List each line holding the string "name".

== == ==

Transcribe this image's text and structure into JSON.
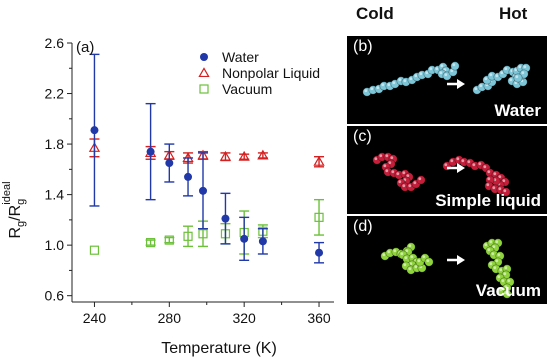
{
  "chart_data": {
    "type": "scatter",
    "panel_label": "(a)",
    "xlabel": "Temperature (K)",
    "ylabel_main": "R",
    "ylabel_sub": "g",
    "ylabel_denom_sub": "g",
    "ylabel_sup": "ideal",
    "xlim": [
      228,
      368
    ],
    "ylim": [
      0.55,
      2.6
    ],
    "xticks": [
      240,
      280,
      320,
      360
    ],
    "yticks": [
      0.6,
      1.0,
      1.4,
      1.8,
      2.2,
      2.6
    ],
    "xtick_labels": [
      "240",
      "280",
      "320",
      "360"
    ],
    "ytick_labels": [
      "0.6",
      "1.0",
      "1.4",
      "1.8",
      "2.2",
      "2.6"
    ],
    "legend_position": "top-right",
    "series": [
      {
        "name": "Water",
        "marker": "filled-circle",
        "color": "#2038a8",
        "points": [
          {
            "x": 240,
            "y": 1.91,
            "err": 0.6
          },
          {
            "x": 270,
            "y": 1.74,
            "err": 0.38
          },
          {
            "x": 280,
            "y": 1.65,
            "err": 0.15
          },
          {
            "x": 290,
            "y": 1.54,
            "err": 0.15
          },
          {
            "x": 298,
            "y": 1.43,
            "err": 0.3
          },
          {
            "x": 310,
            "y": 1.21,
            "err": 0.2
          },
          {
            "x": 320,
            "y": 1.05,
            "err": 0.17
          },
          {
            "x": 330,
            "y": 1.03,
            "err": 0.1
          },
          {
            "x": 360,
            "y": 0.94,
            "err": 0.08
          }
        ]
      },
      {
        "name": "Nonpolar Liquid",
        "marker": "open-triangle",
        "color": "#d42020",
        "points": [
          {
            "x": 240,
            "y": 1.77,
            "err": 0.07
          },
          {
            "x": 270,
            "y": 1.73,
            "err": 0.05
          },
          {
            "x": 280,
            "y": 1.71,
            "err": 0.03
          },
          {
            "x": 290,
            "y": 1.69,
            "err": 0.04
          },
          {
            "x": 298,
            "y": 1.71,
            "err": 0.03
          },
          {
            "x": 310,
            "y": 1.7,
            "err": 0.03
          },
          {
            "x": 320,
            "y": 1.7,
            "err": 0.02
          },
          {
            "x": 330,
            "y": 1.71,
            "err": 0.02
          },
          {
            "x": 360,
            "y": 1.66,
            "err": 0.04
          }
        ]
      },
      {
        "name": "Vacuum",
        "marker": "open-square",
        "color": "#6cc03a",
        "points": [
          {
            "x": 240,
            "y": 0.96,
            "err": 0.0
          },
          {
            "x": 270,
            "y": 1.02,
            "err": 0.02
          },
          {
            "x": 280,
            "y": 1.04,
            "err": 0.02
          },
          {
            "x": 290,
            "y": 1.07,
            "err": 0.08
          },
          {
            "x": 298,
            "y": 1.09,
            "err": 0.1
          },
          {
            "x": 310,
            "y": 1.09,
            "err": 0.08
          },
          {
            "x": 320,
            "y": 1.1,
            "err": 0.17
          },
          {
            "x": 330,
            "y": 1.11,
            "err": 0.05
          },
          {
            "x": 360,
            "y": 1.22,
            "err": 0.14
          }
        ]
      }
    ]
  },
  "headers": {
    "cold": "Cold",
    "hot": "Hot"
  },
  "panels": [
    {
      "label": "(b)",
      "caption": "Water",
      "color": "#7cc6d8"
    },
    {
      "label": "(c)",
      "caption": "Simple liquid",
      "color": "#c41e3a"
    },
    {
      "label": "(d)",
      "caption": "Vacuum",
      "color": "#8fd43c"
    }
  ]
}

== == ==

▶ _Output of the exercise_
        "name": "Water",
        "name": "Nonpolar Liquid",
        "name": "Vacuum",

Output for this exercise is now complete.